EXERCISE REQUIREMENTS: Reproduce every entry that follows word for word, but omit the images.

— Start —

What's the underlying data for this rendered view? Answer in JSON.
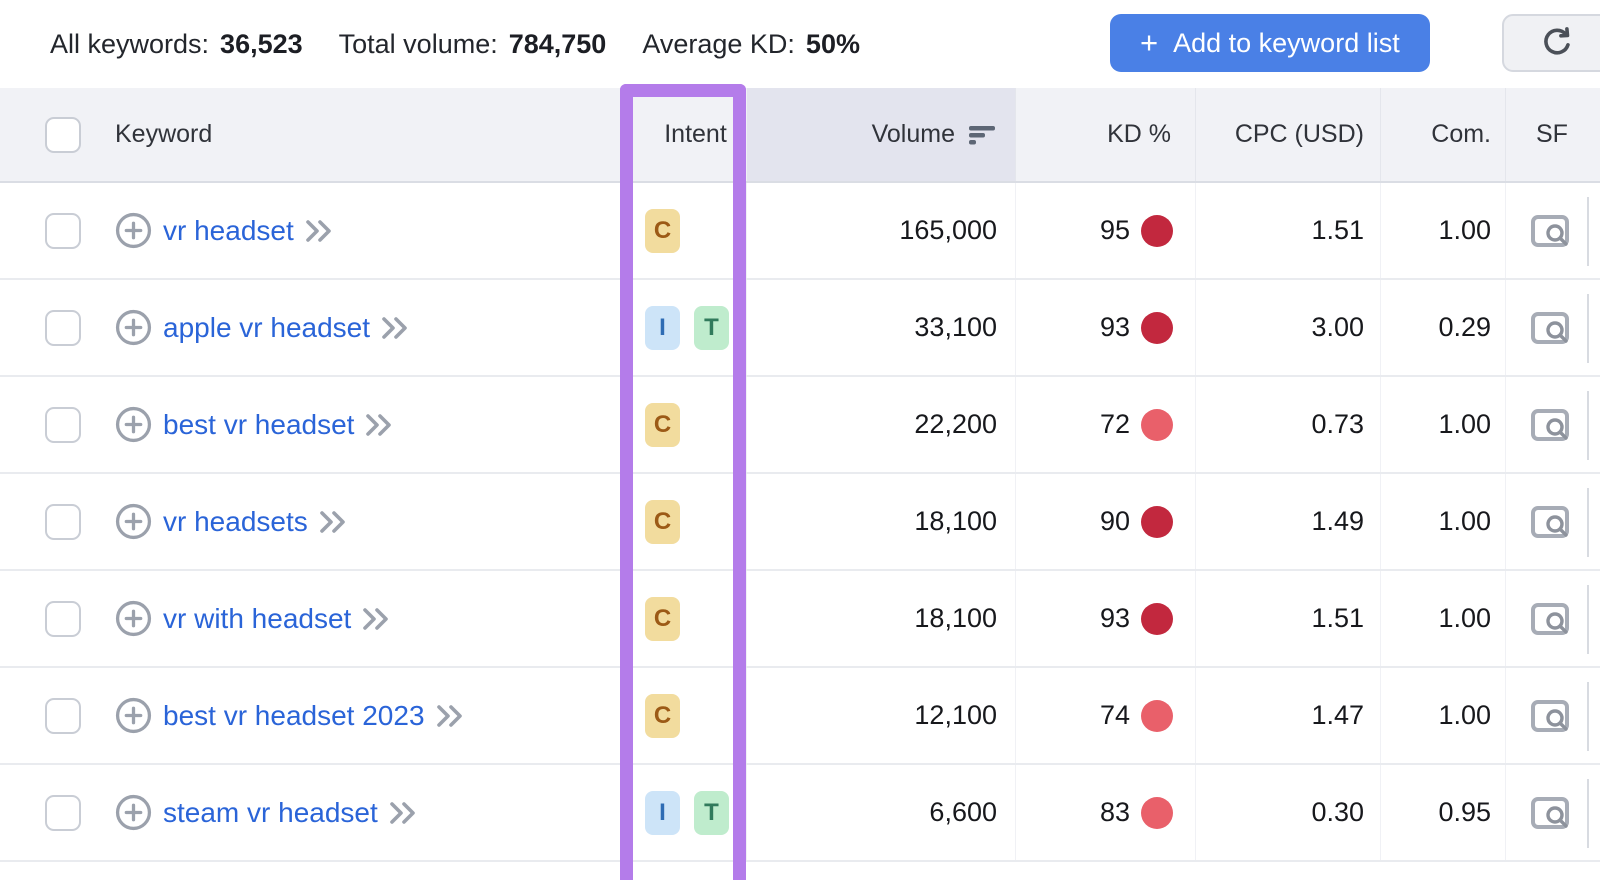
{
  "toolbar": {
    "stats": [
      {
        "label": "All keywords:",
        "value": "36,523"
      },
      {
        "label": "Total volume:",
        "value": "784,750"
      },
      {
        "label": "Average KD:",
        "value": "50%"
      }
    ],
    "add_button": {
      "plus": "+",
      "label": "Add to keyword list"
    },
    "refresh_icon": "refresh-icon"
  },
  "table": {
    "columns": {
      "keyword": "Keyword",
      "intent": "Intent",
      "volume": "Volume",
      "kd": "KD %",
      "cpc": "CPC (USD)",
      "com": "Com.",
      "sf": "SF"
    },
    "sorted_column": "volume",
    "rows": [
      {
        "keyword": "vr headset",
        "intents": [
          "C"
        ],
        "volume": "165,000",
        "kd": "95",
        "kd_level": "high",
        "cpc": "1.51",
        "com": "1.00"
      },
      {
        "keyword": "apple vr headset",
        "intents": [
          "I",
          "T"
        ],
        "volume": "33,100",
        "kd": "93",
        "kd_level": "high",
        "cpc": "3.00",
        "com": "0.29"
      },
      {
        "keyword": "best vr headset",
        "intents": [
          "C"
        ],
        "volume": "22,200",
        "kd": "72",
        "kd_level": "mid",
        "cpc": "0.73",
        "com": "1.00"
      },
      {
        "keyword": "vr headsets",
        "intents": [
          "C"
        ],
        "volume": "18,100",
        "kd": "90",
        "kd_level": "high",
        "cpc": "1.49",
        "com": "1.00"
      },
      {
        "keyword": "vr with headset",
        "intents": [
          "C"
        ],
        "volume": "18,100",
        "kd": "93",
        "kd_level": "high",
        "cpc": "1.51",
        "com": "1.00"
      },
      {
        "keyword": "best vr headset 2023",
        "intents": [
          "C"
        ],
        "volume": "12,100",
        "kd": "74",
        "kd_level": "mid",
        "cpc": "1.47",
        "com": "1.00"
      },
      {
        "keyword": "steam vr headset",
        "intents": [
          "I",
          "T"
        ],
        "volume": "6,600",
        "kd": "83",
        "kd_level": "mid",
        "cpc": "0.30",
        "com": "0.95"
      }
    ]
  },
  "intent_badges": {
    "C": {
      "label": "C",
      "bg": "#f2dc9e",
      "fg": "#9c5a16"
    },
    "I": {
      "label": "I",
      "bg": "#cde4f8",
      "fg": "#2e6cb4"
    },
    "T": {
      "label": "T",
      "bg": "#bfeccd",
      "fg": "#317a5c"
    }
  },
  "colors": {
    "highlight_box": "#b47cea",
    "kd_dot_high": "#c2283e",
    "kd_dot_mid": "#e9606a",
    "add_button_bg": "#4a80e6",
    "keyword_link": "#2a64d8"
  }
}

— End —

EXERCISE RESULT:
What's the underlying data for this rendered view? Answer in JSON.
{
  "toolbar": {
    "stats": [
      {
        "label": "All keywords:",
        "value": "36,523"
      },
      {
        "label": "Total volume:",
        "value": "784,750"
      },
      {
        "label": "Average KD:",
        "value": "50%"
      }
    ],
    "add_button": {
      "plus": "+",
      "label": "Add to keyword list"
    },
    "refresh_icon": "refresh-icon"
  },
  "table": {
    "columns": {
      "keyword": "Keyword",
      "intent": "Intent",
      "volume": "Volume",
      "kd": "KD %",
      "cpc": "CPC (USD)",
      "com": "Com.",
      "sf": "SF"
    },
    "sorted_column": "volume",
    "rows": [
      {
        "keyword": "vr headset",
        "intents": [
          "C"
        ],
        "volume": "165,000",
        "kd": "95",
        "kd_level": "high",
        "cpc": "1.51",
        "com": "1.00"
      },
      {
        "keyword": "apple vr headset",
        "intents": [
          "I",
          "T"
        ],
        "volume": "33,100",
        "kd": "93",
        "kd_level": "high",
        "cpc": "3.00",
        "com": "0.29"
      },
      {
        "keyword": "best vr headset",
        "intents": [
          "C"
        ],
        "volume": "22,200",
        "kd": "72",
        "kd_level": "mid",
        "cpc": "0.73",
        "com": "1.00"
      },
      {
        "keyword": "vr headsets",
        "intents": [
          "C"
        ],
        "volume": "18,100",
        "kd": "90",
        "kd_level": "high",
        "cpc": "1.49",
        "com": "1.00"
      },
      {
        "keyword": "vr with headset",
        "intents": [
          "C"
        ],
        "volume": "18,100",
        "kd": "93",
        "kd_level": "high",
        "cpc": "1.51",
        "com": "1.00"
      },
      {
        "keyword": "best vr headset 2023",
        "intents": [
          "C"
        ],
        "volume": "12,100",
        "kd": "74",
        "kd_level": "mid",
        "cpc": "1.47",
        "com": "1.00"
      },
      {
        "keyword": "steam vr headset",
        "intents": [
          "I",
          "T"
        ],
        "volume": "6,600",
        "kd": "83",
        "kd_level": "mid",
        "cpc": "0.30",
        "com": "0.95"
      }
    ]
  },
  "intent_badges": {
    "C": {
      "label": "C",
      "bg": "#f2dc9e",
      "fg": "#9c5a16"
    },
    "I": {
      "label": "I",
      "bg": "#cde4f8",
      "fg": "#2e6cb4"
    },
    "T": {
      "label": "T",
      "bg": "#bfeccd",
      "fg": "#317a5c"
    }
  },
  "colors": {
    "highlight_box": "#b47cea",
    "kd_dot_high": "#c2283e",
    "kd_dot_mid": "#e9606a",
    "add_button_bg": "#4a80e6",
    "keyword_link": "#2a64d8"
  }
}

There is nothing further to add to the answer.